THE PROBLEM » Return every record below exactly as written, but leave out the pictures.

DATA PROVIDED »
━━━━

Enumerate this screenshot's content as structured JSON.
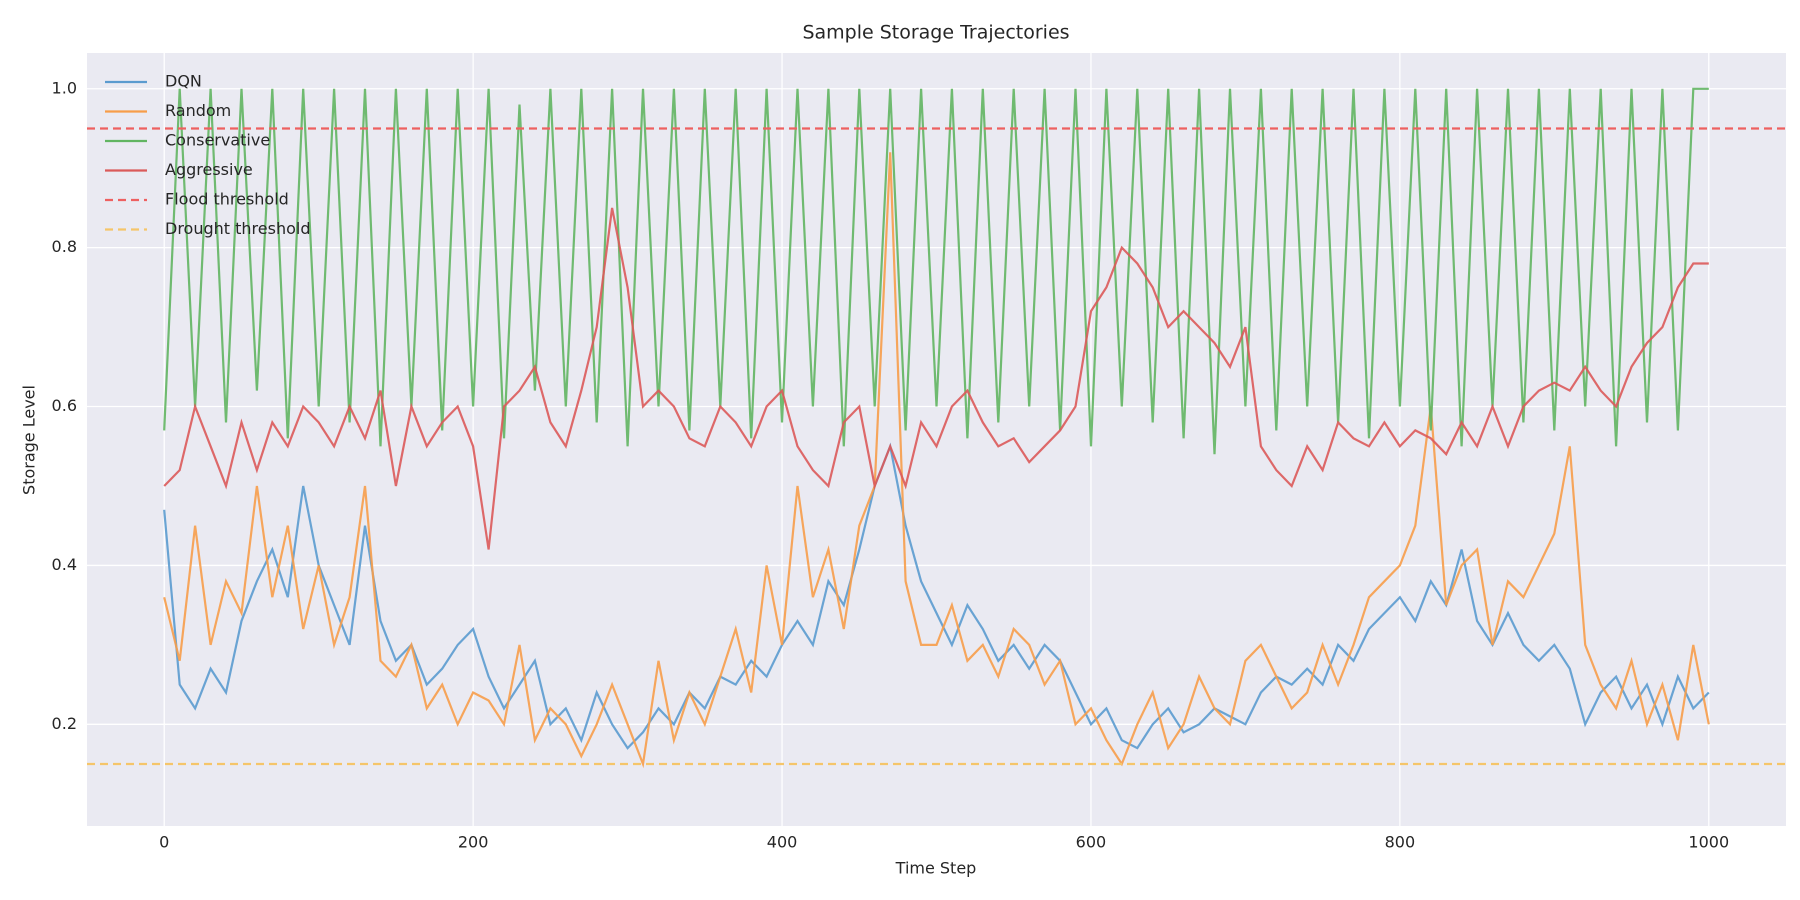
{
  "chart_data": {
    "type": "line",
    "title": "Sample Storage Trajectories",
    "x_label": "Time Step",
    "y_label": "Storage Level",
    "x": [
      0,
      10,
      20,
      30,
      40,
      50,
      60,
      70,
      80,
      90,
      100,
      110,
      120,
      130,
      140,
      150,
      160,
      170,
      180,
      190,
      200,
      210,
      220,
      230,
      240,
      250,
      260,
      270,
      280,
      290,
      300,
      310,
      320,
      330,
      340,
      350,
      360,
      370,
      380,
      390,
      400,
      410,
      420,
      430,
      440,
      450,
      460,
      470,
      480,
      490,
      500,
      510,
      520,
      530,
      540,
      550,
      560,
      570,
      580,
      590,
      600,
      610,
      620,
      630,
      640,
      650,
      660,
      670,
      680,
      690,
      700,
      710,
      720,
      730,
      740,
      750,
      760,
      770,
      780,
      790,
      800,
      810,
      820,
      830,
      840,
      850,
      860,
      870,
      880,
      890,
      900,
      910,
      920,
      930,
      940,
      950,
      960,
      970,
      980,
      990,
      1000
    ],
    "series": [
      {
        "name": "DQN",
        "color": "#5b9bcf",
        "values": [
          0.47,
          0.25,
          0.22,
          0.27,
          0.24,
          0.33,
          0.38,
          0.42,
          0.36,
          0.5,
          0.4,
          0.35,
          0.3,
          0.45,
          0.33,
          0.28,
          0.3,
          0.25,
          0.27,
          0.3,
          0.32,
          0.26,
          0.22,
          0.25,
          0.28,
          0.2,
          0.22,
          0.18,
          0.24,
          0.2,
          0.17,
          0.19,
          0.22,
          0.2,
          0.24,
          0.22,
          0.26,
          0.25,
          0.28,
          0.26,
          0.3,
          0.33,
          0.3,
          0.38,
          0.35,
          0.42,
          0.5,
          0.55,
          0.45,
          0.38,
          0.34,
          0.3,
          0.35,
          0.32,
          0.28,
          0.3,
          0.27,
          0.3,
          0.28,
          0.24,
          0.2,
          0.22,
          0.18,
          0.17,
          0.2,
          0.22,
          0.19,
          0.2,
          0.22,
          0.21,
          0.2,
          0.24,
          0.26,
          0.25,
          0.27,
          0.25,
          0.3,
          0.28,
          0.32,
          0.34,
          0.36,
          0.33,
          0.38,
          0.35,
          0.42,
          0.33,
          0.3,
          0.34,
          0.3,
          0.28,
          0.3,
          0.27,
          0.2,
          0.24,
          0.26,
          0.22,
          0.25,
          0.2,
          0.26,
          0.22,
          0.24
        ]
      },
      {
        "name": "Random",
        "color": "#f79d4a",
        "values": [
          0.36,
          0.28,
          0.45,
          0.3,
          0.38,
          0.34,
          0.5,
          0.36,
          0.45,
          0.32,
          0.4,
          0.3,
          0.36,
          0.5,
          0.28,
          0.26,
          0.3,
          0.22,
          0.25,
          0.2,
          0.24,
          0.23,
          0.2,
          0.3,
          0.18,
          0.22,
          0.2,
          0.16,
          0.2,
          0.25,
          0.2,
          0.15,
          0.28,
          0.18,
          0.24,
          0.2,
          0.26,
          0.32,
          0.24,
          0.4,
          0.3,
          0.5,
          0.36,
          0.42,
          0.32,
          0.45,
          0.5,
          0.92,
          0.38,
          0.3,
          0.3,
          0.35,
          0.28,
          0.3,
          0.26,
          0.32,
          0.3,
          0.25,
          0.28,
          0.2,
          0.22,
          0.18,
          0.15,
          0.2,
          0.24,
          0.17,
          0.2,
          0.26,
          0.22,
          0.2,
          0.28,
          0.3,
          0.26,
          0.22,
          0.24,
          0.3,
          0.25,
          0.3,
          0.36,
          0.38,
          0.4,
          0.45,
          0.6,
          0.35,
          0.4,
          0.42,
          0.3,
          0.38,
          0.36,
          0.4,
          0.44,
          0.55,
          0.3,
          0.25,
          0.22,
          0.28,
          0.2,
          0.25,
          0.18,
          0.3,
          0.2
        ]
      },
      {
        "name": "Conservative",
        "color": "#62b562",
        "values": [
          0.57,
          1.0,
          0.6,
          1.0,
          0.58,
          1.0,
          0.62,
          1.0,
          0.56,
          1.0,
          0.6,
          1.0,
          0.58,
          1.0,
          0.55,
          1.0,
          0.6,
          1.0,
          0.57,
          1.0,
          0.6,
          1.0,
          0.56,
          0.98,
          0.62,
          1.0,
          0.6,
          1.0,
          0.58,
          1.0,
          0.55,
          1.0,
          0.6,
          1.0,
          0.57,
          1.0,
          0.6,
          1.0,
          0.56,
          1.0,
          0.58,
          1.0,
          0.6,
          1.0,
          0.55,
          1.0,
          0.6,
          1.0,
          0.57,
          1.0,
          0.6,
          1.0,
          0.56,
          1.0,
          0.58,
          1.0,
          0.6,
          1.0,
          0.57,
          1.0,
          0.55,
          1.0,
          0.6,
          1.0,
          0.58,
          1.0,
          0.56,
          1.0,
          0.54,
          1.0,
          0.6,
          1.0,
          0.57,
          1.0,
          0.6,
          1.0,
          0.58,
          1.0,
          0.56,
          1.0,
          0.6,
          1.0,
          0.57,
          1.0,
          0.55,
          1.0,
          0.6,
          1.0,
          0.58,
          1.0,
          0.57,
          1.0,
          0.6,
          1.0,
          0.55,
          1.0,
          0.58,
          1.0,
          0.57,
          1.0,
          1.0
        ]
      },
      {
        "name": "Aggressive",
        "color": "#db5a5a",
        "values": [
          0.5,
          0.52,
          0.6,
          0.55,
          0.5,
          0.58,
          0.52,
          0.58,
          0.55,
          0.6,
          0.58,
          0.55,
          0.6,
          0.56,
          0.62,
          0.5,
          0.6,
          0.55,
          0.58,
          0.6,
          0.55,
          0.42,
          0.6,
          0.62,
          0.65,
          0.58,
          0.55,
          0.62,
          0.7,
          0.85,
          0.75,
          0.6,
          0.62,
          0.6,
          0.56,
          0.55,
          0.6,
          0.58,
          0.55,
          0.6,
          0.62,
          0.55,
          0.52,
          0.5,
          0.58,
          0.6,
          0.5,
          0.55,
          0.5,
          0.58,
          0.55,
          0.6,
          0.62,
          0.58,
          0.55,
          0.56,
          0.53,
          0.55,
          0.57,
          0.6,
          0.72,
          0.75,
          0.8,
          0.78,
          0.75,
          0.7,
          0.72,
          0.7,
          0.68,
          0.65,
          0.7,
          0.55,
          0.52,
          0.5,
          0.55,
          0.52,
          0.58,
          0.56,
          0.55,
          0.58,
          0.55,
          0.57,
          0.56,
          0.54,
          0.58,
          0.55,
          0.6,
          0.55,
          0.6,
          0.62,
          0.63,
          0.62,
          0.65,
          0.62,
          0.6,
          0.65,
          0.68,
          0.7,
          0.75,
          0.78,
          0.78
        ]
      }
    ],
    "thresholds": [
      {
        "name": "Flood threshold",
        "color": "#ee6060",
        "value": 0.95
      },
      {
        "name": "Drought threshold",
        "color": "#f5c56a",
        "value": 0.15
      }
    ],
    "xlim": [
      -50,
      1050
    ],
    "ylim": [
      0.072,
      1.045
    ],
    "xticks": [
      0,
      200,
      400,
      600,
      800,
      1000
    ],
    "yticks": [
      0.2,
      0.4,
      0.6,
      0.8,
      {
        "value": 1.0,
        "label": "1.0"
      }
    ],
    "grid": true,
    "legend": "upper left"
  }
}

━━━━

OUTPUT FOR THIS TASK »
Enumerate this screenshot's content as structured JSON.
{
  "chart_data": {
    "type": "line",
    "title": "Sample Storage Trajectories",
    "x_label": "Time Step",
    "y_label": "Storage Level",
    "x": [
      0,
      10,
      20,
      30,
      40,
      50,
      60,
      70,
      80,
      90,
      100,
      110,
      120,
      130,
      140,
      150,
      160,
      170,
      180,
      190,
      200,
      210,
      220,
      230,
      240,
      250,
      260,
      270,
      280,
      290,
      300,
      310,
      320,
      330,
      340,
      350,
      360,
      370,
      380,
      390,
      400,
      410,
      420,
      430,
      440,
      450,
      460,
      470,
      480,
      490,
      500,
      510,
      520,
      530,
      540,
      550,
      560,
      570,
      580,
      590,
      600,
      610,
      620,
      630,
      640,
      650,
      660,
      670,
      680,
      690,
      700,
      710,
      720,
      730,
      740,
      750,
      760,
      770,
      780,
      790,
      800,
      810,
      820,
      830,
      840,
      850,
      860,
      870,
      880,
      890,
      900,
      910,
      920,
      930,
      940,
      950,
      960,
      970,
      980,
      990,
      1000
    ],
    "series": [
      {
        "name": "DQN",
        "color": "#5b9bcf",
        "values": [
          0.47,
          0.25,
          0.22,
          0.27,
          0.24,
          0.33,
          0.38,
          0.42,
          0.36,
          0.5,
          0.4,
          0.35,
          0.3,
          0.45,
          0.33,
          0.28,
          0.3,
          0.25,
          0.27,
          0.3,
          0.32,
          0.26,
          0.22,
          0.25,
          0.28,
          0.2,
          0.22,
          0.18,
          0.24,
          0.2,
          0.17,
          0.19,
          0.22,
          0.2,
          0.24,
          0.22,
          0.26,
          0.25,
          0.28,
          0.26,
          0.3,
          0.33,
          0.3,
          0.38,
          0.35,
          0.42,
          0.5,
          0.55,
          0.45,
          0.38,
          0.34,
          0.3,
          0.35,
          0.32,
          0.28,
          0.3,
          0.27,
          0.3,
          0.28,
          0.24,
          0.2,
          0.22,
          0.18,
          0.17,
          0.2,
          0.22,
          0.19,
          0.2,
          0.22,
          0.21,
          0.2,
          0.24,
          0.26,
          0.25,
          0.27,
          0.25,
          0.3,
          0.28,
          0.32,
          0.34,
          0.36,
          0.33,
          0.38,
          0.35,
          0.42,
          0.33,
          0.3,
          0.34,
          0.3,
          0.28,
          0.3,
          0.27,
          0.2,
          0.24,
          0.26,
          0.22,
          0.25,
          0.2,
          0.26,
          0.22,
          0.24
        ]
      },
      {
        "name": "Random",
        "color": "#f79d4a",
        "values": [
          0.36,
          0.28,
          0.45,
          0.3,
          0.38,
          0.34,
          0.5,
          0.36,
          0.45,
          0.32,
          0.4,
          0.3,
          0.36,
          0.5,
          0.28,
          0.26,
          0.3,
          0.22,
          0.25,
          0.2,
          0.24,
          0.23,
          0.2,
          0.3,
          0.18,
          0.22,
          0.2,
          0.16,
          0.2,
          0.25,
          0.2,
          0.15,
          0.28,
          0.18,
          0.24,
          0.2,
          0.26,
          0.32,
          0.24,
          0.4,
          0.3,
          0.5,
          0.36,
          0.42,
          0.32,
          0.45,
          0.5,
          0.92,
          0.38,
          0.3,
          0.3,
          0.35,
          0.28,
          0.3,
          0.26,
          0.32,
          0.3,
          0.25,
          0.28,
          0.2,
          0.22,
          0.18,
          0.15,
          0.2,
          0.24,
          0.17,
          0.2,
          0.26,
          0.22,
          0.2,
          0.28,
          0.3,
          0.26,
          0.22,
          0.24,
          0.3,
          0.25,
          0.3,
          0.36,
          0.38,
          0.4,
          0.45,
          0.6,
          0.35,
          0.4,
          0.42,
          0.3,
          0.38,
          0.36,
          0.4,
          0.44,
          0.55,
          0.3,
          0.25,
          0.22,
          0.28,
          0.2,
          0.25,
          0.18,
          0.3,
          0.2
        ]
      },
      {
        "name": "Conservative",
        "color": "#62b562",
        "values": [
          0.57,
          1.0,
          0.6,
          1.0,
          0.58,
          1.0,
          0.62,
          1.0,
          0.56,
          1.0,
          0.6,
          1.0,
          0.58,
          1.0,
          0.55,
          1.0,
          0.6,
          1.0,
          0.57,
          1.0,
          0.6,
          1.0,
          0.56,
          0.98,
          0.62,
          1.0,
          0.6,
          1.0,
          0.58,
          1.0,
          0.55,
          1.0,
          0.6,
          1.0,
          0.57,
          1.0,
          0.6,
          1.0,
          0.56,
          1.0,
          0.58,
          1.0,
          0.6,
          1.0,
          0.55,
          1.0,
          0.6,
          1.0,
          0.57,
          1.0,
          0.6,
          1.0,
          0.56,
          1.0,
          0.58,
          1.0,
          0.6,
          1.0,
          0.57,
          1.0,
          0.55,
          1.0,
          0.6,
          1.0,
          0.58,
          1.0,
          0.56,
          1.0,
          0.54,
          1.0,
          0.6,
          1.0,
          0.57,
          1.0,
          0.6,
          1.0,
          0.58,
          1.0,
          0.56,
          1.0,
          0.6,
          1.0,
          0.57,
          1.0,
          0.55,
          1.0,
          0.6,
          1.0,
          0.58,
          1.0,
          0.57,
          1.0,
          0.6,
          1.0,
          0.55,
          1.0,
          0.58,
          1.0,
          0.57,
          1.0,
          1.0
        ]
      },
      {
        "name": "Aggressive",
        "color": "#db5a5a",
        "values": [
          0.5,
          0.52,
          0.6,
          0.55,
          0.5,
          0.58,
          0.52,
          0.58,
          0.55,
          0.6,
          0.58,
          0.55,
          0.6,
          0.56,
          0.62,
          0.5,
          0.6,
          0.55,
          0.58,
          0.6,
          0.55,
          0.42,
          0.6,
          0.62,
          0.65,
          0.58,
          0.55,
          0.62,
          0.7,
          0.85,
          0.75,
          0.6,
          0.62,
          0.6,
          0.56,
          0.55,
          0.6,
          0.58,
          0.55,
          0.6,
          0.62,
          0.55,
          0.52,
          0.5,
          0.58,
          0.6,
          0.5,
          0.55,
          0.5,
          0.58,
          0.55,
          0.6,
          0.62,
          0.58,
          0.55,
          0.56,
          0.53,
          0.55,
          0.57,
          0.6,
          0.72,
          0.75,
          0.8,
          0.78,
          0.75,
          0.7,
          0.72,
          0.7,
          0.68,
          0.65,
          0.7,
          0.55,
          0.52,
          0.5,
          0.55,
          0.52,
          0.58,
          0.56,
          0.55,
          0.58,
          0.55,
          0.57,
          0.56,
          0.54,
          0.58,
          0.55,
          0.6,
          0.55,
          0.6,
          0.62,
          0.63,
          0.62,
          0.65,
          0.62,
          0.6,
          0.65,
          0.68,
          0.7,
          0.75,
          0.78,
          0.78
        ]
      }
    ],
    "thresholds": [
      {
        "name": "Flood threshold",
        "color": "#ee6060",
        "value": 0.95
      },
      {
        "name": "Drought threshold",
        "color": "#f5c56a",
        "value": 0.15
      }
    ],
    "xlim": [
      -50,
      1050
    ],
    "ylim": [
      0.072,
      1.045
    ],
    "xticks": [
      0,
      200,
      400,
      600,
      800,
      1000
    ],
    "yticks": [
      0.2,
      0.4,
      0.6,
      0.8,
      {
        "value": 1.0,
        "label": "1.0"
      }
    ],
    "grid": true,
    "legend": "upper left"
  }
}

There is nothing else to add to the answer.